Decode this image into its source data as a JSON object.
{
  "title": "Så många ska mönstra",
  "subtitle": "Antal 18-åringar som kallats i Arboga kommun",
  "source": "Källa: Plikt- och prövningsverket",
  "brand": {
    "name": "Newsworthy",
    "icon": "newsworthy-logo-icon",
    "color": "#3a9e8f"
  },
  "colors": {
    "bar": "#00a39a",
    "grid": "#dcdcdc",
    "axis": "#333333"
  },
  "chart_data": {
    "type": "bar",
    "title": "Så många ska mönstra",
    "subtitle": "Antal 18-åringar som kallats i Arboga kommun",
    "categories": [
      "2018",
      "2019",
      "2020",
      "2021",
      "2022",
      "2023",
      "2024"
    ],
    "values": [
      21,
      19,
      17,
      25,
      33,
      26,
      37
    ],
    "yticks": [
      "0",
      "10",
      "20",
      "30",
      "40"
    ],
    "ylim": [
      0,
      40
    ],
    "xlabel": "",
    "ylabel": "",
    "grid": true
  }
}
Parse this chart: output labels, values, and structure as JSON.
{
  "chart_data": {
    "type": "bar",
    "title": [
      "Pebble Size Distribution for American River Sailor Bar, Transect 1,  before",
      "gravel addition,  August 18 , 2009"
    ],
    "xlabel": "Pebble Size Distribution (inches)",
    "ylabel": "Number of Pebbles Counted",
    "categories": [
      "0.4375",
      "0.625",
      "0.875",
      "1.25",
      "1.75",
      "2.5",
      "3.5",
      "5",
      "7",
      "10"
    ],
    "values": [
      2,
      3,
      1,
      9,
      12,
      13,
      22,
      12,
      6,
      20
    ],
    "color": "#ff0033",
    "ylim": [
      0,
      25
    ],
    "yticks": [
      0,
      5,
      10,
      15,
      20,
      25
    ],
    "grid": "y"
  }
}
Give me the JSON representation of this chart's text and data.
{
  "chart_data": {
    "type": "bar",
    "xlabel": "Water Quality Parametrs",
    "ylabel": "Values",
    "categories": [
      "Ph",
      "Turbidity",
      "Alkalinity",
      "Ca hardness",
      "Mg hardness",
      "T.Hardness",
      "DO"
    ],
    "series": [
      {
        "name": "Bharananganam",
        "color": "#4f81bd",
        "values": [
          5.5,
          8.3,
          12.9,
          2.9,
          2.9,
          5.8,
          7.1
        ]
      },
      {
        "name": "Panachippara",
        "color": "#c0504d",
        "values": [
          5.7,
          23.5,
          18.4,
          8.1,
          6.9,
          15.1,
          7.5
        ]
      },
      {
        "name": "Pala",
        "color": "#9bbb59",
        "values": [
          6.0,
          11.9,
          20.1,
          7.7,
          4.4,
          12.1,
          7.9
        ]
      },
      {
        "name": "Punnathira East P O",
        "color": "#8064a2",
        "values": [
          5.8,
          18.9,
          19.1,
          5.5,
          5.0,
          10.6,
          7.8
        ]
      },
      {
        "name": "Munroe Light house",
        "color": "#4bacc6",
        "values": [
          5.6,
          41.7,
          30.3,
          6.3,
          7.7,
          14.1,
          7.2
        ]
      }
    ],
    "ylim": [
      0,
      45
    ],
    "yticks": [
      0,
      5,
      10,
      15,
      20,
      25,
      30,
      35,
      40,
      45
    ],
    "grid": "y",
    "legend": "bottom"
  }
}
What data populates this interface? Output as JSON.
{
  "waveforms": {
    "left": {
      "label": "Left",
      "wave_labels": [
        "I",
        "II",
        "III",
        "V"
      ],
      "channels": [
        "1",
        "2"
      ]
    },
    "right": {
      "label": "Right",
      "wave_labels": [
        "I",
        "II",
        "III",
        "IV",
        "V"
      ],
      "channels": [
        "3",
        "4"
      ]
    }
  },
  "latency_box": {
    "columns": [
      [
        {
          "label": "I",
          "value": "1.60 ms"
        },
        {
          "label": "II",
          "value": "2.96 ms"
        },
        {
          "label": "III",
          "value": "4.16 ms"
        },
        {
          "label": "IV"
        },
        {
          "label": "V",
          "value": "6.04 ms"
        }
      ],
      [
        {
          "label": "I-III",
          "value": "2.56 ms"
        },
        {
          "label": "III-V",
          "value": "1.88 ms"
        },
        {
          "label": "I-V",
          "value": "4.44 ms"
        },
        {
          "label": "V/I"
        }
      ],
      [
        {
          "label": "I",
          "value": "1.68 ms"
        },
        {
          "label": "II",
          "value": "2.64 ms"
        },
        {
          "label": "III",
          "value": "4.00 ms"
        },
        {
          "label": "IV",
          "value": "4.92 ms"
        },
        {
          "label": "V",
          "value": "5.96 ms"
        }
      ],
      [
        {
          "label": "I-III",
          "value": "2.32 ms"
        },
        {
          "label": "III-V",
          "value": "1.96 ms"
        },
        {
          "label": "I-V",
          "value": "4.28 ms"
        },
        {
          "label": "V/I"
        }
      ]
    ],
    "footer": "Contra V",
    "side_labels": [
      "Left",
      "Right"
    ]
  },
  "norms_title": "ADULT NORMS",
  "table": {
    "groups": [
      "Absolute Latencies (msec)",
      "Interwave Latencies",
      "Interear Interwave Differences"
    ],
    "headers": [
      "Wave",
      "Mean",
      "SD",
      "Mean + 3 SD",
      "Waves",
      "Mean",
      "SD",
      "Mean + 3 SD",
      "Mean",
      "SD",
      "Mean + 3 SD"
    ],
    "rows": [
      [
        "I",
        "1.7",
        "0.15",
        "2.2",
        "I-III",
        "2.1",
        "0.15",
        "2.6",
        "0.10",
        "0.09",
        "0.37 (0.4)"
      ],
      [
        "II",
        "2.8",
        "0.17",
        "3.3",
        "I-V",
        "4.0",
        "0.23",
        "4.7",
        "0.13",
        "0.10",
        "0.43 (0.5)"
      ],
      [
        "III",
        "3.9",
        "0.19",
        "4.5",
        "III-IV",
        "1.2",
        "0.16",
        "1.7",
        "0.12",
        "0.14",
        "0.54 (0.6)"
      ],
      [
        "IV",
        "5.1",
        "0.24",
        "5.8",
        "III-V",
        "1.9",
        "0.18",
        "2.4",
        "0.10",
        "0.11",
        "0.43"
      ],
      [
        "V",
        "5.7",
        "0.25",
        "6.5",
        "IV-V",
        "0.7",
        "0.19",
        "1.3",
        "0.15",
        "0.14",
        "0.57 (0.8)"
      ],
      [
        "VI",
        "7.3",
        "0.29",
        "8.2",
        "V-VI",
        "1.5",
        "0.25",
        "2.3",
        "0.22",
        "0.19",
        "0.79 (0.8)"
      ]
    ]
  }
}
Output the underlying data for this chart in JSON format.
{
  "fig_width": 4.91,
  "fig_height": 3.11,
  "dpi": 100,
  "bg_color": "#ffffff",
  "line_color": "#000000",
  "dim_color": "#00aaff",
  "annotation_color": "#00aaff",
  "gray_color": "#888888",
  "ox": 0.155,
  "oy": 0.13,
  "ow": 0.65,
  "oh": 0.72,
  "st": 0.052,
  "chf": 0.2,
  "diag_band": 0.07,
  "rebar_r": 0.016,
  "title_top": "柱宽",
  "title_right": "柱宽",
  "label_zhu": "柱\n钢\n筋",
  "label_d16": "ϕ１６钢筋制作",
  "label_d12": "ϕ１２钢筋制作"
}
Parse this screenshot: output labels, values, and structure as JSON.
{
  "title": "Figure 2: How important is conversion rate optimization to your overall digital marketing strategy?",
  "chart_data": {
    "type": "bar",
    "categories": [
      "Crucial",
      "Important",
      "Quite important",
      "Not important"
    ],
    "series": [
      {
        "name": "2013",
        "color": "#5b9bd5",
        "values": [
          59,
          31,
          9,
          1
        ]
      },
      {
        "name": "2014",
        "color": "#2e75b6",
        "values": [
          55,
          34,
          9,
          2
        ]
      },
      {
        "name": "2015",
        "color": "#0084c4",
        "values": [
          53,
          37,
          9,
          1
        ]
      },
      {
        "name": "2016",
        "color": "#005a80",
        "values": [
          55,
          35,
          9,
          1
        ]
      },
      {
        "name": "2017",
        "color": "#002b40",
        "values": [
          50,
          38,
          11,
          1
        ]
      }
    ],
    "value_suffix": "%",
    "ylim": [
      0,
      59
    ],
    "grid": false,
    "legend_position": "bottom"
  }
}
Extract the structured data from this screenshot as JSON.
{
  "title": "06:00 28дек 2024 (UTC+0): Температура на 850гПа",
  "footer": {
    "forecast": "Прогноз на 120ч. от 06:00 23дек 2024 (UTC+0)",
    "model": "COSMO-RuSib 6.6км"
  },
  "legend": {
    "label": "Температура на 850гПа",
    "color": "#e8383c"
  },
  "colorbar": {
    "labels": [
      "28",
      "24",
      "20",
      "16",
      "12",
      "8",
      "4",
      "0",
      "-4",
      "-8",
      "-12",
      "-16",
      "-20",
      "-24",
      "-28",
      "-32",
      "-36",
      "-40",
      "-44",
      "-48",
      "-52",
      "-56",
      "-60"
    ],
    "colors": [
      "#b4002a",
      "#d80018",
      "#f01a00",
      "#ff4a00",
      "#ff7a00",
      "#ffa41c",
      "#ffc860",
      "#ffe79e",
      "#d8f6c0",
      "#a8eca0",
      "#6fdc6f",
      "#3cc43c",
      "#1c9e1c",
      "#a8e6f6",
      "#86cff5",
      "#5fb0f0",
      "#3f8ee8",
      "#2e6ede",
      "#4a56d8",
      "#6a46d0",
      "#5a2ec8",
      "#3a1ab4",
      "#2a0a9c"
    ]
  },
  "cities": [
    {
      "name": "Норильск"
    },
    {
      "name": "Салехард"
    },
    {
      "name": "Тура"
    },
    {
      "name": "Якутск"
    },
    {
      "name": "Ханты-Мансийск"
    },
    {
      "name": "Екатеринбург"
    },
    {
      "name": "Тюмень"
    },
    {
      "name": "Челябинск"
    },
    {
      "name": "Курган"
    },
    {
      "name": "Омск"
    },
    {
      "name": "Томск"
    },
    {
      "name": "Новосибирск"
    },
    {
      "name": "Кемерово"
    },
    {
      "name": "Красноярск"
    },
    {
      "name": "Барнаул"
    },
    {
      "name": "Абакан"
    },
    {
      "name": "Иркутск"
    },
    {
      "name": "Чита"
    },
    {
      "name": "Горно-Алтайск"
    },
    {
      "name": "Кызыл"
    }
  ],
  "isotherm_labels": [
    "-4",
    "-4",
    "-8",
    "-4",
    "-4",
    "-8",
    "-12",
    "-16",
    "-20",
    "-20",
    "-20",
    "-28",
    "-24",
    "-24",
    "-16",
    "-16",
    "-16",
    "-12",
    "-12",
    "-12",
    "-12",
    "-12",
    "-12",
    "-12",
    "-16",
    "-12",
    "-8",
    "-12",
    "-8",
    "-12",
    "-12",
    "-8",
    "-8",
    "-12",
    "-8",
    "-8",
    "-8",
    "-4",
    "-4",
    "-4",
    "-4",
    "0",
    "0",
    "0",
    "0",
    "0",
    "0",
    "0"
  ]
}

==================================================

__Task directions__
Gather each line of the records holding the string "Antal".

__Task response__
  "subtitle": "Antal 18-åringar som kallats i Arboga kommun",
    "subtitle": "Antal 18-åringar som kallats i Arboga kommun",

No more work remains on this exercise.